| Problem details |
Transcribe the records exactly. Pictures do not belong in the transcription.
▬▬▬▬▬▬
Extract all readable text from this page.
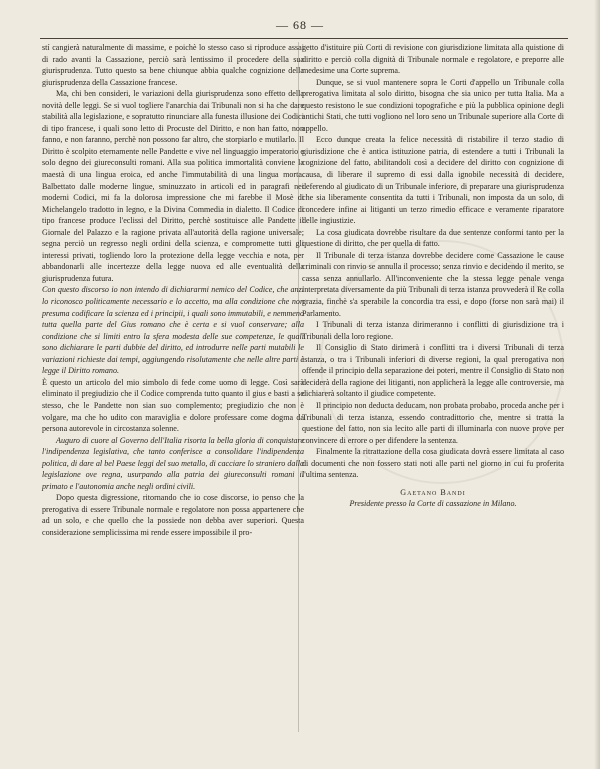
— 68 —

stí cangierà naturalmente di massime, e poichè lo stesso caso si riproduce assai di rado avanti la Cassazione, perciò sarà lentissimo il procedere della sua giurisprudenza. Tutto questo sa bene chiunque abbia qualche cognizione della giurisprudenza della Cassazione francese.

Ma, chi ben consideri, le variazioni della giurisprudenza sono effetto della novità delle leggi. Se si vuol togliere l'anarchia dai Tribunali non si ha che dare stabilità alla legislazione, e sopratutto rinunciare alla funesta illusione dei Codici di tipo francese, i quali sono letto di Procuste del Diritto, e non han fatto, non fanno, e non faranno, perchè non possono far altro, che storpiarlo e mutilarlo. Il Diritto è scolpito eternamente nelle Pandette e vive nel linguaggio imperatorio e solo degno dei giureconsulti romani. Alla sua politica immortalità conviene la maestà di una lingua eroica, ed anche l'immutabilità di una lingua morta. Balbettato dalle moderne lingue, sminuzzato in articoli ed in paragrafi nei moderni Codici, mi fa la dolorosa impressione che mi farebbe il Mosè di Michelangelo tradotto in legno, e la Divina Commedia in dialetto. Il Codice di tipo francese produce l'eclissi del Diritto, perchè sostituisce alle Pandette il Giornale del Palazzo e la ragione privata all'autorità della ragione universale; segna perciò un regresso negli ordini della scienza, e compromette tutti gli interessi privati, togliendo loro la protezione della legge vecchia e nota, per abbandonarli alle incertezze della legge nuova ed alle eventualità della giurisprudenza futura.

Con questo discorso io non intendo di dichiararmi nemico del Codice, che anzi lo riconosco politicamente necessario e lo accetto, ma alla condizione che non presuma codificare la scienza ed i principii, i quali sono immutabili, e nemmeno tutta quella parte del Gius romano che è certa e si vuol conservare; alla condizione che si limiti entro la sfera modesta delle sue competenze, le quali sono dichiarare le parti dubbie del diritto, ed introdurre nelle parti mutabili le variazioni richieste dai tempi, aggiungendo risolutamente che nelle altre parti è legge il Diritto romano.

È questo un articolo del mio simbolo di fede come uomo di legge. Così sarà eliminato il pregiudizio che il Codice comprenda tutto quanto il gius e basti a se stesso, che le Pandette non sian suo complemento; pregiudizio che non è volgare, ma che ho udito con maraviglia e dolore professare come dogma da persona autorevole in circostanza solenne.

Auguro di cuore al Governo dell'Italia risorta la bella gloria di conquistare l'indipendenza legislativa, che tanto conferisce a consolidare l'indipendenza politica, di dare al bel Paese leggi del suo metallo, di cacciare lo straniero dalla legislazione ove regna, usurpando alla patria dei giureconsulti romani il primato e l'autonomia anche negli ordini civili.

Dopo questa digressione, ritornando che io cose discorse, io penso che la prerogativa di essere Tribunale normale e regolatore non possa appartenere che ad un solo, e che quello che la possiede non debba aver superiori. Questa considerazione semplicissima mi rende essere impossibile il pro-

getto d'istituire più Corti di revisione con giurisdizione limitata alla quistione di diritto e perciò colla dignità di Tribunale normale e regolatore, e preporre alle medesime una Corte suprema.

Dunque, se si vuol mantenere sopra le Corti d'appello un Tribunale colla prerogativa limitata al solo diritto, bisogna che sia unico per tutta Italia. Ma a questo resistono le sue condizioni topografiche e più la pubblica opinione degli antichi Stati, che tutti vogliono nel loro seno un Tribunale superiore alla Corte di appello.

Ecco dunque creata la felice necessità di ristabilire il terzo stadio di giurisdizione che è antica istituzione patria, di estendere a tutti i Tribunali la cognizione del fatto, abilitandoli così a decidere del diritto con cognizione di causa, di liberare il supremo di essi dalla ignobile necessità di decidere, deferendo al giudicato di un Tribunale inferiore, di preparare una giurisprudenza che sia liberamente consentita da tutti i Tribunali, non imposta da un solo, di concedere infine ai litiganti un terzo rimedio efficace e veramente riparatore delle ingiustizie.

La cosa giudicata dovrebbe risultare da due sentenze conformi tanto per la questione di diritto, che per quella di fatto.

Il Tribunale di terza istanza dovrebbe decidere come Cassazione le cause criminali con rinvio se annulla il processo; senza rinvio e decidendo il merito, se cassa senza annullarlo. All'inconveniente che la stessa legge penale venga interpretata diversamente da più Tribunali di terza istanza provvederà il Re colla grazia, finchè s'a sperabile la concordia tra essi, e dopo (forse non sarà mai) il Parlamento.

I Tribunali di terza istanza dirimeranno i conflitti di giurisdizione tra i Tribunali della loro regione.

Il Consiglio di Stato dirimerà i conflitti tra i diversi Tribunali di terza istanza, o tra i Tribunali inferiori di diverse regioni, la qual prerogativa non offende il principio della separazione dei poteri, mentre il Consiglio di Stato non deciderà della ragione dei litiganti, non applicherà la legge alle controversie, ma dichiarerà soltanto il giudice competente.

Il principio non deducta deducam, non probata probabo, proceda anche per i Tribunali di terza istanza, essendo contradittorio che, mentre si tratta la questione del fatto, non sia lecito alle parti di illuminarla con nuove prove per convincere di errore o per difendere la sentenza.

Finalmente la ritrattazione della cosa giudicata dovrà essere limitata al caso di documenti che non fossero stati noti alle parti nel giorno in cui fu proferita l'ultima sentenza.

Gaetano Bandi

Presidente presso la Corte di cassazione in Milano.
▬▬▬▬▬▬
| Problem solution |
Extract all readable text from this page.
— 68 —

stí cangierà naturalmente di massime, e poichè lo stesso caso si riproduce assai di rado avanti la Cassazione, perciò sarà lentissimo il procedere della sua giurisprudenza. Tutto questo sa bene chiunque abbia qualche cognizione della giurisprudenza della Cassazione francese.

Ma, chi ben consideri, le variazioni della giurisprudenza sono effetto della novità delle leggi. Se si vuol togliere l'anarchia dai Tribunali non si ha che dare stabilità alla legislazione, e sopratutto rinunciare alla funesta illusione dei Codici di tipo francese, i quali sono letto di Procuste del Diritto, e non han fatto, non fanno, e non faranno, perchè non possono far altro, che storpiarlo e mutilarlo. Il Diritto è scolpito eternamente nelle Pandette e vive nel linguaggio imperatorio e solo degno dei giureconsulti romani. Alla sua politica immortalità conviene la maestà di una lingua eroica, ed anche l'immutabilità di una lingua morta. Balbettato dalle moderne lingue, sminuzzato in articoli ed in paragrafi nei moderni Codici, mi fa la dolorosa impressione che mi farebbe il Mosè di Michelangelo tradotto in legno, e la Divina Commedia in dialetto. Il Codice di tipo francese produce l'eclissi del Diritto, perchè sostituisce alle Pandette il Giornale del Palazzo e la ragione privata all'autorità della ragione universale; segna perciò un regresso negli ordini della scienza, e compromette tutti gli interessi privati, togliendo loro la protezione della legge vecchia e nota, per abbandonarli alle incertezze della legge nuova ed alle eventualità della giurisprudenza futura.

Con questo discorso io non intendo di dichiararmi nemico del Codice, che anzi lo riconosco politicamente necessario e lo accetto, ma alla condizione che non presuma codificare la scienza ed i principii, i quali sono immutabili, e nemmeno tutta quella parte del Gius romano che è certa e si vuol conservare; alla condizione che si limiti entro la sfera modesta delle sue competenze, le quali sono dichiarare le parti dubbie del diritto, ed introdurre nelle parti mutabili le variazioni richieste dai tempi, aggiungendo risolutamente che nelle altre parti è legge il Diritto romano.

È questo un articolo del mio simbolo di fede come uomo di legge. Così sarà eliminato il pregiudizio che il Codice comprenda tutto quanto il gius e basti a se stesso, che le Pandette non sian suo complemento; pregiudizio che non è volgare, ma che ho udito con maraviglia e dolore professare come dogma da persona autorevole in circostanza solenne.

Auguro di cuore al Governo dell'Italia risorta la bella gloria di conquistare l'indipendenza legislativa, che tanto conferisce a consolidare l'indipendenza politica, di dare al bel Paese leggi del suo metallo, di cacciare lo straniero dalla legislazione ove regna, usurpando alla patria dei giureconsulti romani il primato e l'autonomia anche negli ordini civili.

Dopo questa digressione, ritornando che io cose discorse, io penso che la prerogativa di essere Tribunale normale e regolatore non possa appartenere che ad un solo, e che quello che la possiede non debba aver superiori. Questa considerazione semplicissima mi rende essere impossibile il pro-

getto d'istituire più Corti di revisione con giurisdizione limitata alla quistione di diritto e perciò colla dignità di Tribunale normale e regolatore, e preporre alle medesime una Corte suprema.

Dunque, se si vuol mantenere sopra le Corti d'appello un Tribunale colla prerogativa limitata al solo diritto, bisogna che sia unico per tutta Italia. Ma a questo resistono le sue condizioni topografiche e più la pubblica opinione degli antichi Stati, che tutti vogliono nel loro seno un Tribunale superiore alla Corte di appello.

Ecco dunque creata la felice necessità di ristabilire il terzo stadio di giurisdizione che è antica istituzione patria, di estendere a tutti i Tribunali la cognizione del fatto, abilitandoli così a decidere del diritto con cognizione di causa, di liberare il supremo di essi dalla ignobile necessità di decidere, deferendo al giudicato di un Tribunale inferiore, di preparare una giurisprudenza che sia liberamente consentita da tutti i Tribunali, non imposta da un solo, di concedere infine ai litiganti un terzo rimedio efficace e veramente riparatore delle ingiustizie.

La cosa giudicata dovrebbe risultare da due sentenze conformi tanto per la questione di diritto, che per quella di fatto.

Il Tribunale di terza istanza dovrebbe decidere come Cassazione le cause criminali con rinvio se annulla il processo; senza rinvio e decidendo il merito, se cassa senza annullarlo. All'inconveniente che la stessa legge penale venga interpretata diversamente da più Tribunali di terza istanza provvederà il Re colla grazia, finchè s'a sperabile la concordia tra essi, e dopo (forse non sarà mai) il Parlamento.

I Tribunali di terza istanza dirimeranno i conflitti di giurisdizione tra i Tribunali della loro regione.

Il Consiglio di Stato dirimerà i conflitti tra i diversi Tribunali di terza istanza, o tra i Tribunali inferiori di diverse regioni, la qual prerogativa non offende il principio della separazione dei poteri, mentre il Consiglio di Stato non deciderà della ragione dei litiganti, non applicherà la legge alle controversie, ma dichiarerà soltanto il giudice competente.

Il principio non deducta deducam, non probata probabo, proceda anche per i Tribunali di terza istanza, essendo contradittorio che, mentre si tratta la questione del fatto, non sia lecito alle parti di illuminarla con nuove prove per convincere di errore o per difendere la sentenza.

Finalmente la ritrattazione della cosa giudicata dovrà essere limitata al caso di documenti che non fossero stati noti alle parti nel giorno in cui fu proferita l'ultima sentenza.

Gaetano Bandi

Presidente presso la Corte di cassazione in Milano.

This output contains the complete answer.